··· ENTRIES SUPPLIED

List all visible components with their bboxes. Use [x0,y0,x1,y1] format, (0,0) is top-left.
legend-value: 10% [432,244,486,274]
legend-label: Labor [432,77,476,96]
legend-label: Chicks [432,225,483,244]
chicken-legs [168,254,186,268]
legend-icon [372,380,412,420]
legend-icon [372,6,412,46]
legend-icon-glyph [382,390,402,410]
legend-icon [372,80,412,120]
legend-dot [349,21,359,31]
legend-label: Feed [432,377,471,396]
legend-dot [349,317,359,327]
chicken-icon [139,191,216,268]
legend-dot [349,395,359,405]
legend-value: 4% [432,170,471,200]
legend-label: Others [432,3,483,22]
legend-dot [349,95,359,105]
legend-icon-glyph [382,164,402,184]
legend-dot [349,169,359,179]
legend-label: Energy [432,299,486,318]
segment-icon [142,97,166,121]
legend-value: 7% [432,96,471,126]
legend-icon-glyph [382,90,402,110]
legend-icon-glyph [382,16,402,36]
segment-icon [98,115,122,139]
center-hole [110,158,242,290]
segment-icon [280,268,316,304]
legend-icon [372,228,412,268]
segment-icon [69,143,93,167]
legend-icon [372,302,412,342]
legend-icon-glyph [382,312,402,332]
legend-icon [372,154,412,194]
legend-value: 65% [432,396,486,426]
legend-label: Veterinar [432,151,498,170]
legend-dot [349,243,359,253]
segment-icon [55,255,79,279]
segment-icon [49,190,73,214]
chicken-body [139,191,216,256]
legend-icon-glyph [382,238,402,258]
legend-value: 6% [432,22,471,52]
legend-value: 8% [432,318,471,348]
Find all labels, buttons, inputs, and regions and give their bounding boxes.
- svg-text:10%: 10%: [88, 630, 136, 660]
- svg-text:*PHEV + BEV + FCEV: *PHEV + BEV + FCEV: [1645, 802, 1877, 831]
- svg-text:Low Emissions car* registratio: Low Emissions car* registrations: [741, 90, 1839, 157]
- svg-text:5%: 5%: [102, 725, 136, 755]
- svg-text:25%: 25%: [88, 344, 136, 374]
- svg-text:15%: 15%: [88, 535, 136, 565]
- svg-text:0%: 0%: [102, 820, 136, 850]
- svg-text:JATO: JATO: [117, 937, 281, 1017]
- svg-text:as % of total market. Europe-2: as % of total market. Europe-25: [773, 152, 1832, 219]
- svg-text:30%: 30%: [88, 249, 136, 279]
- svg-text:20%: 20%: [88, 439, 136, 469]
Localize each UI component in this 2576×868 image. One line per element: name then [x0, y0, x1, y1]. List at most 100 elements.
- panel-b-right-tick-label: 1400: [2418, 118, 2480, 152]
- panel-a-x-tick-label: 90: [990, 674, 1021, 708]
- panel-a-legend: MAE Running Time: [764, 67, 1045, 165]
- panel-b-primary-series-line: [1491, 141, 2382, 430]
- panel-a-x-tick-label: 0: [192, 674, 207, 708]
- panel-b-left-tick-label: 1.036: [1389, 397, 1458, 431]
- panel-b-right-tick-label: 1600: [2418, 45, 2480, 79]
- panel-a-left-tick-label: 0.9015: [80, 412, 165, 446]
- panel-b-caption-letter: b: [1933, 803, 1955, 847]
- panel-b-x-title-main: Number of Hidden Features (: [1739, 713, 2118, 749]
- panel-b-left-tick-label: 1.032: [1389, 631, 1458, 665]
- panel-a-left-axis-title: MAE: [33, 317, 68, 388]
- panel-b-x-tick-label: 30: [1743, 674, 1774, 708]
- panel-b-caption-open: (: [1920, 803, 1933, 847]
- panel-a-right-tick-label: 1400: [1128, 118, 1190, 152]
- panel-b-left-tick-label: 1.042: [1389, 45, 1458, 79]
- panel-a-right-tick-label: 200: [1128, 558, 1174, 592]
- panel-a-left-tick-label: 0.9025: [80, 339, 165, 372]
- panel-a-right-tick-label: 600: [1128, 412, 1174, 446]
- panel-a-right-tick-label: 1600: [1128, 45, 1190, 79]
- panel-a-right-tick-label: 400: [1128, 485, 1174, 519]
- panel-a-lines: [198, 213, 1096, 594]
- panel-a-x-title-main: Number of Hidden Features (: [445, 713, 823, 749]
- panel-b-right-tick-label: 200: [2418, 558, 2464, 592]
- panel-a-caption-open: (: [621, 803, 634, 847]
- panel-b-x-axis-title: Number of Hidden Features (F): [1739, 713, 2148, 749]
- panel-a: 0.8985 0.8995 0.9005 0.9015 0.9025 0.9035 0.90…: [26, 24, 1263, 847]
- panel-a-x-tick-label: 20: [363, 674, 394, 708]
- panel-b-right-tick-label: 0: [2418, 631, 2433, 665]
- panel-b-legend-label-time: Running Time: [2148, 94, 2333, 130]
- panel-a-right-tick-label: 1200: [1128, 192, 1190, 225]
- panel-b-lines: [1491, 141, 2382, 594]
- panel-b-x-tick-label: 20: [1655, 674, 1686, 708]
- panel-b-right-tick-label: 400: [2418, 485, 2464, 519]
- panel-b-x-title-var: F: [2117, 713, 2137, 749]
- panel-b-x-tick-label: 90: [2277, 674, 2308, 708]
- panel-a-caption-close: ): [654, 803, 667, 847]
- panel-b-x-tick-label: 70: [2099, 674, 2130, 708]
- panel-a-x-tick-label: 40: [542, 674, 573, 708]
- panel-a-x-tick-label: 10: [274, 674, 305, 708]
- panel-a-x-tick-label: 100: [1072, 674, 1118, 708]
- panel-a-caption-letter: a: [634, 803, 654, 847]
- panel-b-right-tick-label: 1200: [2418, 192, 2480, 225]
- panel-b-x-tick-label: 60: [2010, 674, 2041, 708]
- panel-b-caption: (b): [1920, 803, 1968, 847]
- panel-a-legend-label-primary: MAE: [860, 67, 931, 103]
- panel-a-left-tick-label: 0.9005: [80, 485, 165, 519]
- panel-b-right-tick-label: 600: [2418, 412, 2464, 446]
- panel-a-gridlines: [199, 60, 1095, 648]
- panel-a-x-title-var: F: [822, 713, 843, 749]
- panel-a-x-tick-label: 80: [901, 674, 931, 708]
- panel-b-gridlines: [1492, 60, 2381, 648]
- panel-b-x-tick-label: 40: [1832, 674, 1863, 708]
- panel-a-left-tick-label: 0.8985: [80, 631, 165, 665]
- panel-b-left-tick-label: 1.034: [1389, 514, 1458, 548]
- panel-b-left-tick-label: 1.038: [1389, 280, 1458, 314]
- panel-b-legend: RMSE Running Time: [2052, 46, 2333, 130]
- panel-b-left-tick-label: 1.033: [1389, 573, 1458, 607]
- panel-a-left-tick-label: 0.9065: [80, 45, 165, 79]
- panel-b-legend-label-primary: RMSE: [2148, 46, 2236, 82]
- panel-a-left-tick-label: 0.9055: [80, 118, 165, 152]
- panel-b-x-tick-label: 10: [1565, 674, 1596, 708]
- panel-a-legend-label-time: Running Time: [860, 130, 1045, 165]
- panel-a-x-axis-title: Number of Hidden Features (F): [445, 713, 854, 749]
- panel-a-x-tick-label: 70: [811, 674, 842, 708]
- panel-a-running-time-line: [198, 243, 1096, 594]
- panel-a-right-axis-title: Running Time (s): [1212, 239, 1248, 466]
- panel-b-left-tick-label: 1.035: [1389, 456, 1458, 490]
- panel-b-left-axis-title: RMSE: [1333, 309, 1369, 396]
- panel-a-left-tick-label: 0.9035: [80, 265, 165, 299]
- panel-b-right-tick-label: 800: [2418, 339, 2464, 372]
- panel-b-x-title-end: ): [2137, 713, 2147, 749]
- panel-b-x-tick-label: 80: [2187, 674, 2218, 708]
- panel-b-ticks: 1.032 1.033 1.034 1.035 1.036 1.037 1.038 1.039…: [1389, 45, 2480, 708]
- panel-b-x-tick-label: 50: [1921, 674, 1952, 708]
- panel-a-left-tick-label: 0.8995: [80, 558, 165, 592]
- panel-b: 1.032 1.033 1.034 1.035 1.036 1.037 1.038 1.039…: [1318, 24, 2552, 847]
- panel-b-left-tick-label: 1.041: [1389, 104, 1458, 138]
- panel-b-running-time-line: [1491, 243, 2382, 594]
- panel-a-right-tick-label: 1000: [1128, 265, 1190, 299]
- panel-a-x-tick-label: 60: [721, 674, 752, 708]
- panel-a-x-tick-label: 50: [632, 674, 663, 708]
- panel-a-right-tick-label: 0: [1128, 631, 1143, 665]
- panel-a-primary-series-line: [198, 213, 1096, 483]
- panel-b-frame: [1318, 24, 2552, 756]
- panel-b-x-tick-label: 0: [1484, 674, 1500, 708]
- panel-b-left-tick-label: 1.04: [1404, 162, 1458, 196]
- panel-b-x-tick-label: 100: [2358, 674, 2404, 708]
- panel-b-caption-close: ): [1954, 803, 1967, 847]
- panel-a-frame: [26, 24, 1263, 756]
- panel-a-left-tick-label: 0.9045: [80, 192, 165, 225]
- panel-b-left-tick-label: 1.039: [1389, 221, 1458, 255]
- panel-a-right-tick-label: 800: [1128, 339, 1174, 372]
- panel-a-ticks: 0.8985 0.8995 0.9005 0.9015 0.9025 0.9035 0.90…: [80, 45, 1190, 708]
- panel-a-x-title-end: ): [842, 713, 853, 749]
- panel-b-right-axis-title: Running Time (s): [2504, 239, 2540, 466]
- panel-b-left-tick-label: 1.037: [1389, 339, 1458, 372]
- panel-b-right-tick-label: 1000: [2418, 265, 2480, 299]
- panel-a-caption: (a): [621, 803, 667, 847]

······

## EXERCISE DIRECTIONS
Recast the items above as a JSON list of strings, one string per line with blank lines omitted. Cover everything from the first line of the items down to and including the line containing "- panel-a-x-tick-label: 90: [990, 674, 1021, 708]".

## SOLUTION FOR THIS PROBLEM
[
  "List all visible components with their bboxes. Use [x0,y0,x1,y1] format, (0,0) is top-left.",
  "legend-value: 10% [432,244,486,274]",
  "legend-label: Labor [432,77,476,96]",
  "legend-label: Chicks [432,225,483,244]",
  "chicken-legs [168,254,186,268]",
  "legend-icon [372,380,412,420]",
  "legend-icon [372,6,412,46]",
  "legend-icon-glyph [382,390,402,410]",
  "legend-icon [372,80,412,120]",
  "legend-dot [349,21,359,31]",
  "legend-label: Feed [432,377,471,396]",
  "legend-dot [349,317,359,327]",
  "chicken-icon [139,191,216,268]",
  "legend-dot [349,395,359,405]",
  "legend-value: 4% [432,170,471,200]",
  "legend-label: Others [432,3,483,22]",
  "legend-dot [349,95,359,105]",
  "legend-icon-glyph [382,164,402,184]",
  "legend-dot [349,169,359,179]",
  "legend-label: Energy [432,299,486,318]",
  "segment-icon [142,97,166,121]",
  "legend-value: 7% [432,96,471,126]",
  "legend-icon-glyph [382,90,402,110]",
  "legend-icon-glyph [382,16,402,36]",
  "segment-icon [98,115,122,139]",
  "center-hole [110,158,242,290]",
  "segment-icon [280,268,316,304]",
  "legend-icon [372,228,412,268]",
  "segment-icon [69,143,93,167]",
  "legend-icon [372,302,412,342]",
  "legend-icon-glyph [382,312,402,332]",
  "legend-icon [372,154,412,194]",
  "legend-value: 65% [432,396,486,426]",
  "legend-label: Veterinar [432,151,498,170]",
  "legend-dot [349,243,359,253]",
  "segment-icon [55,255,79,279]",
  "segment-icon [49,190,73,214]",
  "chicken-body [139,191,216,256]",
  "legend-icon-glyph [382,238,402,258]",
  "legend-value: 6% [432,22,471,52]",
  "legend-value: 8% [432,318,471,348]",
  "Find all labels, buttons, inputs, and regions and give their bounding boxes.",
  "- svg-text:10%: 10%: [88, 630, 136, 660]",
  "- svg-text:*PHEV + BEV + FCEV: *PHEV + BEV + FCEV: [1645, 802, 1877, 831]",
  "- svg-text:Low Emissions car* registratio: Low Emissions car* registrations: [741, 90, 1839, 157]",
  "- svg-text:5%: 5%: [102, 725, 136, 755]",
  "- svg-text:25%: 25%: [88, 344, 136, 374]",
  "- svg-text:15%: 15%: [88, 535, 136, 565]",
  "- svg-text:0%: 0%: [102, 820, 136, 850]",
  "- svg-text:JATO: JATO: [117, 937, 281, 1017]",
  "- svg-text:as % of total market. Europe-2: as % of total market. Europe-25: [773, 152, 1832, 219]",
  "- svg-text:30%: 30%: [88, 249, 136, 279]",
  "- svg-text:20%: 20%: [88, 439, 136, 469]",
  "Localize each UI component in this 2576×868 image. One line per element: name then [x0, y0, x1, y1]. List at most 100 elements.",
  "- panel-b-right-tick-label: 1400: [2418, 118, 2480, 152]",
  "- panel-a-x-tick-label: 90: [990, 674, 1021, 708]"
]